What to do:
Scan the lines below for the string "humifere" and copy every one that has it.

Stored records:
========
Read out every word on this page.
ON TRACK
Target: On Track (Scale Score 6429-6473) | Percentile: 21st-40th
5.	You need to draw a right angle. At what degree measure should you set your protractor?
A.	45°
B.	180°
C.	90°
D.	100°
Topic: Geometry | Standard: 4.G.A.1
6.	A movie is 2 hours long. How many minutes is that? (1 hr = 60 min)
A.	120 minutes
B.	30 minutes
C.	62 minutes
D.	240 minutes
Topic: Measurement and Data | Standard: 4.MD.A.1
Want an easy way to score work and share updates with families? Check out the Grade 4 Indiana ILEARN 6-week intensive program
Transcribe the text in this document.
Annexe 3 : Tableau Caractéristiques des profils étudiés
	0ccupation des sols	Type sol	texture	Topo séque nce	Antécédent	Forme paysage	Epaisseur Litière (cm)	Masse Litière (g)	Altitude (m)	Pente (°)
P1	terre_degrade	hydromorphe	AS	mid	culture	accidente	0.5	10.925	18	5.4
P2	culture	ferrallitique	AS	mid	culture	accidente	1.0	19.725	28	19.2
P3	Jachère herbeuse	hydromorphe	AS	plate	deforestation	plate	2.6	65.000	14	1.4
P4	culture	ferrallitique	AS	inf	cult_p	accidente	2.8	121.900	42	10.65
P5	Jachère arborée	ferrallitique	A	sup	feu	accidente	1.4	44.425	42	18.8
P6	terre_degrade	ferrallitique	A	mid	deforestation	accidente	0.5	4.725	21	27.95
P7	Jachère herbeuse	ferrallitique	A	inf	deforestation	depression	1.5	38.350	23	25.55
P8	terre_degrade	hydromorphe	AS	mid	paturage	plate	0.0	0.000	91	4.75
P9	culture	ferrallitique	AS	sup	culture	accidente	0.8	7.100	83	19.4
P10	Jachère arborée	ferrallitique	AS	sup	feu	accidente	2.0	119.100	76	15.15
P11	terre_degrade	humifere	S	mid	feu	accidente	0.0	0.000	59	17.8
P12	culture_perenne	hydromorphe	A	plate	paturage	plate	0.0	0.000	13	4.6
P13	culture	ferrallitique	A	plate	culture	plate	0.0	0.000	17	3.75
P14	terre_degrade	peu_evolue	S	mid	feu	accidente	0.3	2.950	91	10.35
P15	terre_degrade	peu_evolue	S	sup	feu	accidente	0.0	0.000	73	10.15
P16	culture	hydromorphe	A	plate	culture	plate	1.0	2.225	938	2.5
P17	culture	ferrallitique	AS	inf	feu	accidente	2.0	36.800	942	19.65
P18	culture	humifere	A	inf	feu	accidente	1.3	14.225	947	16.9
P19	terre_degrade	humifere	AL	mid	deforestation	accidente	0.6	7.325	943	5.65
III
========
The answer:
P11	terre_degrade	humifere	S	mid	feu	accidente	0.0	0.000	59	17.8
P18	culture	humifere	A	inf	feu	accidente	1.3	14.225	947	16.9
P19	terre_degrade	humifere	AL	mid	deforestation	accidente	0.6	7.325	943	5.65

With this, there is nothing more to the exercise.